(Data entries)

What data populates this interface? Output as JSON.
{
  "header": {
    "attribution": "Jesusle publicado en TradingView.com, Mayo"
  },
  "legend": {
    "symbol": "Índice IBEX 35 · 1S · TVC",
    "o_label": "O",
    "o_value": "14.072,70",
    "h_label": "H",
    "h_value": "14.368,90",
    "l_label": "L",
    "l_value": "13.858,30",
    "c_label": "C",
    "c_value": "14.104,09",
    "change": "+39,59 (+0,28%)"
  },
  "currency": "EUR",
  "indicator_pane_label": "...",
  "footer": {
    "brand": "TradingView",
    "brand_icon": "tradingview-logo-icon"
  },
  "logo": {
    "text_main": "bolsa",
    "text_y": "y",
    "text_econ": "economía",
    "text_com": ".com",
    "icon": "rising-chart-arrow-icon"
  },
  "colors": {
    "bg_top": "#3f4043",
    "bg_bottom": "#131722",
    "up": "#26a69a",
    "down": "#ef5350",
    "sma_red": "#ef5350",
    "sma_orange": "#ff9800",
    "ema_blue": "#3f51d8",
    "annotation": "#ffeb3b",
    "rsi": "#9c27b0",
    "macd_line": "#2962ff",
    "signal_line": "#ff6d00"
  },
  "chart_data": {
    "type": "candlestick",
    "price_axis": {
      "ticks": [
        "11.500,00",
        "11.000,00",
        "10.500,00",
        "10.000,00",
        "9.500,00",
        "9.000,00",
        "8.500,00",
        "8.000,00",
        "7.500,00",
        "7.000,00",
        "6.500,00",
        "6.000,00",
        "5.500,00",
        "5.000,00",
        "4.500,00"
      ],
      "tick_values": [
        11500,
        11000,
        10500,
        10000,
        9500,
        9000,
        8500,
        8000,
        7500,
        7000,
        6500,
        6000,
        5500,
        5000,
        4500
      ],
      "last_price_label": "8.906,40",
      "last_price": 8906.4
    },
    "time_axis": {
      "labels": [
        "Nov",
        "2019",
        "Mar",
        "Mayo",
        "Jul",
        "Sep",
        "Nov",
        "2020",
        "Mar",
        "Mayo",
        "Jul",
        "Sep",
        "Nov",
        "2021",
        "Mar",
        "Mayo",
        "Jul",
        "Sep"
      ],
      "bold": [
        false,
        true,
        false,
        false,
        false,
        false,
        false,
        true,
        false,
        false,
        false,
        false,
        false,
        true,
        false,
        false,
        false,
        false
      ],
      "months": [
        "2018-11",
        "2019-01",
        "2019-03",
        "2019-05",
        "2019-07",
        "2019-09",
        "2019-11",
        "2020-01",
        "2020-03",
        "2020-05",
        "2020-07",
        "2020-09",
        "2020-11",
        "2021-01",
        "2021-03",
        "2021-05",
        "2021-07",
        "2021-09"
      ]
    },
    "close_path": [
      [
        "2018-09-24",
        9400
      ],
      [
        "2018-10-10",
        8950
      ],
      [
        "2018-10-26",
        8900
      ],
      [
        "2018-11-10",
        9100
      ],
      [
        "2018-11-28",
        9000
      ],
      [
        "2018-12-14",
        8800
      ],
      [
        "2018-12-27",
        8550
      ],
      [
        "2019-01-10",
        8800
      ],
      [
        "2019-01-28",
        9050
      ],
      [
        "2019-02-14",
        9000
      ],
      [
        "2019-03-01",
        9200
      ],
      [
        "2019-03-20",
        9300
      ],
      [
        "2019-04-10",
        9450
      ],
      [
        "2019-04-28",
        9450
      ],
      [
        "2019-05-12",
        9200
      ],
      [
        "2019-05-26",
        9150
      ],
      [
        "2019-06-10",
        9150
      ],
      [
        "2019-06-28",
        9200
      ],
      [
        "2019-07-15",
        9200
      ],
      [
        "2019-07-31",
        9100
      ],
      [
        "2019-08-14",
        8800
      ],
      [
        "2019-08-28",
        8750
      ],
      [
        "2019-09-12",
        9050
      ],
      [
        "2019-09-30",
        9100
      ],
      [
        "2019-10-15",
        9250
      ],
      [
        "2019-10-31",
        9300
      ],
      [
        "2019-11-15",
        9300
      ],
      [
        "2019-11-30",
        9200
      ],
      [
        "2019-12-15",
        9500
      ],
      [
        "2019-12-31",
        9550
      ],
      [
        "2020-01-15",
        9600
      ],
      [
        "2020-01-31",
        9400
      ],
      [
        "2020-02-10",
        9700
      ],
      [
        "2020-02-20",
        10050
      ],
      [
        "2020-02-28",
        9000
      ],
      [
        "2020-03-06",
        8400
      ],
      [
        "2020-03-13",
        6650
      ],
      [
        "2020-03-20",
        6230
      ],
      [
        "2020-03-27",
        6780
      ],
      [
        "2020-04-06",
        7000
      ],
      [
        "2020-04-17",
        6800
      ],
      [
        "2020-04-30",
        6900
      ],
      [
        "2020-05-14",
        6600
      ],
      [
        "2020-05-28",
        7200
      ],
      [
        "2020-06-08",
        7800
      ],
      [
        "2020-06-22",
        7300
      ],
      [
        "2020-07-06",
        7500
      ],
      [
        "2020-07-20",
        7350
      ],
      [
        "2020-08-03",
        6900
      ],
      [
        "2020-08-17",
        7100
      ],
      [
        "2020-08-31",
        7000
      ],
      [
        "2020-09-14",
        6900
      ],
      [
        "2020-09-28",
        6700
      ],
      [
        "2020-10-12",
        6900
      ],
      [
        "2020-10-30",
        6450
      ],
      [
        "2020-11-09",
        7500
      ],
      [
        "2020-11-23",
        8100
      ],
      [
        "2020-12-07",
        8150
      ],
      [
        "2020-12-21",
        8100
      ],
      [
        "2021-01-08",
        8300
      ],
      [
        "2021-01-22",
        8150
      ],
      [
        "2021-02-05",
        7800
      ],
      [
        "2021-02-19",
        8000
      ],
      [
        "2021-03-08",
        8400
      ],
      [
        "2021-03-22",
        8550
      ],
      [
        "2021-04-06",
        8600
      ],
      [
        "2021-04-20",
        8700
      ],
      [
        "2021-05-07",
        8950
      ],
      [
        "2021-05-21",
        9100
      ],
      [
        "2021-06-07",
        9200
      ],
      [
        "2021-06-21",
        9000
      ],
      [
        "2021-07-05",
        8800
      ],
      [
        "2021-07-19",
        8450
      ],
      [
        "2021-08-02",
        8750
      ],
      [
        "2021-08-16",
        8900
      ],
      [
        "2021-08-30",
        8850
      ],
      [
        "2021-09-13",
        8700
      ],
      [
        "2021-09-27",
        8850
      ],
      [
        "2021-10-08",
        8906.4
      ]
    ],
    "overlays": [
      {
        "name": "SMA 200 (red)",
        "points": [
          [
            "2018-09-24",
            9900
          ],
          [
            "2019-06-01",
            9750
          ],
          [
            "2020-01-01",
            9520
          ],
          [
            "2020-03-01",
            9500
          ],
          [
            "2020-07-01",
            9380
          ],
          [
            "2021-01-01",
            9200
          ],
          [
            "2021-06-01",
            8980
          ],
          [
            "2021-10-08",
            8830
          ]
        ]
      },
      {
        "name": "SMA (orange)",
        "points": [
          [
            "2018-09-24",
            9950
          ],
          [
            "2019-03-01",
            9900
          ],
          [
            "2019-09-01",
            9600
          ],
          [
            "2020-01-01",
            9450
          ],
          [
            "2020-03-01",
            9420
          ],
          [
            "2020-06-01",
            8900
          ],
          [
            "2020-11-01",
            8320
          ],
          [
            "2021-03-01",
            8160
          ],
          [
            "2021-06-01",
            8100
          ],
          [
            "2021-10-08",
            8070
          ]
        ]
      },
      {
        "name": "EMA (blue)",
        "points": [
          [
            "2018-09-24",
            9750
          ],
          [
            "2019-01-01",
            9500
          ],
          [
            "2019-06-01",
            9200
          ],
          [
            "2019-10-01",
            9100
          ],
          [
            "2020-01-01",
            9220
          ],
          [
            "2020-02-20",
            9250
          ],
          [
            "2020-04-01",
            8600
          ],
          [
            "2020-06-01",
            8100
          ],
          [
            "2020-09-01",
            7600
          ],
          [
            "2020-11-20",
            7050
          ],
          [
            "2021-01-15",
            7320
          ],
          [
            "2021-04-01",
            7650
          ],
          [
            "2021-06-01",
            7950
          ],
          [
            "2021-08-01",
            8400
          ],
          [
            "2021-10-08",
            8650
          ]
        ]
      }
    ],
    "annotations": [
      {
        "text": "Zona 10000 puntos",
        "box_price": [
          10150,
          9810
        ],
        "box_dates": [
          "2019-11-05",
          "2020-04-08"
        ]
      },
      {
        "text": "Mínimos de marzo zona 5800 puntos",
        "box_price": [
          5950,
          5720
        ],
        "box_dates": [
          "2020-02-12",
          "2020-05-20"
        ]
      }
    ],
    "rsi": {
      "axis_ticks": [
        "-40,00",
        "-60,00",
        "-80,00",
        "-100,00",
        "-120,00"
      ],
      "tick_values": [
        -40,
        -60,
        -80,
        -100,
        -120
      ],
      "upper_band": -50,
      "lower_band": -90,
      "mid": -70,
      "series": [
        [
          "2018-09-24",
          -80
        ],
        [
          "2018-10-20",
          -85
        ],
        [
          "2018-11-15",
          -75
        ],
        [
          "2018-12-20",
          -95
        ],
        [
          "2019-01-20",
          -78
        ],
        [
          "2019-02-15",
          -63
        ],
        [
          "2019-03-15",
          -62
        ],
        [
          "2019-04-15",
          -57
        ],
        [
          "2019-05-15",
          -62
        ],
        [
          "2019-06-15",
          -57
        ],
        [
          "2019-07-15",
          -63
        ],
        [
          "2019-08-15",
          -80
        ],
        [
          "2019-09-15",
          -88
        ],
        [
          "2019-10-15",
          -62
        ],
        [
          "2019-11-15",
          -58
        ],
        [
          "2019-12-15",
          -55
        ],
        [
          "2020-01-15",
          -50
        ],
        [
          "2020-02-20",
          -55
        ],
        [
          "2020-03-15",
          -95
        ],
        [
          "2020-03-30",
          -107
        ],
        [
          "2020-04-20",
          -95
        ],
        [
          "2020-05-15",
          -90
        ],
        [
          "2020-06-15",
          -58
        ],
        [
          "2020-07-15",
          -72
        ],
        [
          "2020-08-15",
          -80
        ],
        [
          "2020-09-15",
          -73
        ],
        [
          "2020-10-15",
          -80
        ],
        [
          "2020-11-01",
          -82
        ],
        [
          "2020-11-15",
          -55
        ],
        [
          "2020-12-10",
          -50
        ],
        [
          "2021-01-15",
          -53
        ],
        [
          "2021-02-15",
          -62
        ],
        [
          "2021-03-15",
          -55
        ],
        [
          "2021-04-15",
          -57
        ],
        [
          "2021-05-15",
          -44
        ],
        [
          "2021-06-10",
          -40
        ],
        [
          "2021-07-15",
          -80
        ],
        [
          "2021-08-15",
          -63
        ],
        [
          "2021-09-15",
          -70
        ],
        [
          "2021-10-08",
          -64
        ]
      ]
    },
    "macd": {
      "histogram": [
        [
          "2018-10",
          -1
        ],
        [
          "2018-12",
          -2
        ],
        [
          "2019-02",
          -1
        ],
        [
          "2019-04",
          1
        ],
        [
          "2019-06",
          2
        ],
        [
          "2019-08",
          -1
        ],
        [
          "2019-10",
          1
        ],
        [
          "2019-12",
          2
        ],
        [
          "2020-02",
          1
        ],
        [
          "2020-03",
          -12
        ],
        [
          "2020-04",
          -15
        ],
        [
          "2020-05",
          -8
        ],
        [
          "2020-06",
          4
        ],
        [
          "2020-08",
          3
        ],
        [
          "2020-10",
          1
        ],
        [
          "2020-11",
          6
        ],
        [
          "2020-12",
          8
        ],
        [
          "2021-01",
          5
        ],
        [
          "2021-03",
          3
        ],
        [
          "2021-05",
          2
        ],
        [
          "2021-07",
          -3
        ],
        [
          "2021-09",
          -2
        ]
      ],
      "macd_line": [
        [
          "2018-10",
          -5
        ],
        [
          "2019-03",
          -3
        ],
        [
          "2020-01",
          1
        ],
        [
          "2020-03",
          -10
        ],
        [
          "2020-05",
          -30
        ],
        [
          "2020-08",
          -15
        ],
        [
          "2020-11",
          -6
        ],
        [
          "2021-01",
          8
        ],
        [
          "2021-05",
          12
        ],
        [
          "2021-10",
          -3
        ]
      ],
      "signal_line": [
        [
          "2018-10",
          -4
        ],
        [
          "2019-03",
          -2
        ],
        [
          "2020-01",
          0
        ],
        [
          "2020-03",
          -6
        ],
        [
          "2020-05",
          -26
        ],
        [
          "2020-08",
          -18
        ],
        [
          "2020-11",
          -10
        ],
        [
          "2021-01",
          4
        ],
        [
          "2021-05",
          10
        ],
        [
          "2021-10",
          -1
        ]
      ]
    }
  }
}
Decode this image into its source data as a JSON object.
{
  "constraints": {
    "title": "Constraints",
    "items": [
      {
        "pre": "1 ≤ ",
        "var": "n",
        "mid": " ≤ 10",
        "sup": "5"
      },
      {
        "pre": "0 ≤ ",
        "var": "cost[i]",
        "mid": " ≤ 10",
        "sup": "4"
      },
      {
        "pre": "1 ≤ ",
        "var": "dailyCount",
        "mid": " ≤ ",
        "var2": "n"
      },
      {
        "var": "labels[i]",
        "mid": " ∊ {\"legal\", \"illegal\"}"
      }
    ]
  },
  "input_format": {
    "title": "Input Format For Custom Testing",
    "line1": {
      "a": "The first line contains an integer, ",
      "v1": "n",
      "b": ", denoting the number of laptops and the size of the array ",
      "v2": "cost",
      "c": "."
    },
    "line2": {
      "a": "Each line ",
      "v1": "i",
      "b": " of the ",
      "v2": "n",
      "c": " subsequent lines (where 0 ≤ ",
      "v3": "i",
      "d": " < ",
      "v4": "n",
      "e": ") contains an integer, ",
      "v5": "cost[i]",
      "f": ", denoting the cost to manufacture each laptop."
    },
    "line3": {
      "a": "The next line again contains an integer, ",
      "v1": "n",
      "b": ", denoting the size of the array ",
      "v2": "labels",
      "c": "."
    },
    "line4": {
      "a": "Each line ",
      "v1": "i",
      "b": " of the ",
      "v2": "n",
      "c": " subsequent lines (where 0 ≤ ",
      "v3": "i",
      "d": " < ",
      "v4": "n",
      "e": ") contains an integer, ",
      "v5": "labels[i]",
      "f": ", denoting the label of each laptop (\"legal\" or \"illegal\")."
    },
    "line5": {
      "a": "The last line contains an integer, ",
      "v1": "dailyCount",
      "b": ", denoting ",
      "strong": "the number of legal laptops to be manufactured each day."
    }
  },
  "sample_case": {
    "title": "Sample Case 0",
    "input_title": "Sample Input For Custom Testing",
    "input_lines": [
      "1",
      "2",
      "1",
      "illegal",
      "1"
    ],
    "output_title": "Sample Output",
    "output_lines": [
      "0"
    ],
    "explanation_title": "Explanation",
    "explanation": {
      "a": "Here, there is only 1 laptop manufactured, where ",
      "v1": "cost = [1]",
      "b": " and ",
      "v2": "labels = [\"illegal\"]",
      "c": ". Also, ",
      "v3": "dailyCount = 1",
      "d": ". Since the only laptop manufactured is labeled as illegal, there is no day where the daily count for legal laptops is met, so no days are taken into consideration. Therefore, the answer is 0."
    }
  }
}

→ **Exercise description**
From the entries above, extract each line containing "there".

→ **Expected answer**
      "a": "Here, there is only 1 laptop manufactured, where ",
      "d": ". Since the only laptop manufactured is labeled as illegal, there is no day where the daily count for legal laptops is met, so no days are taken into consideration. Therefore, the answer is 0."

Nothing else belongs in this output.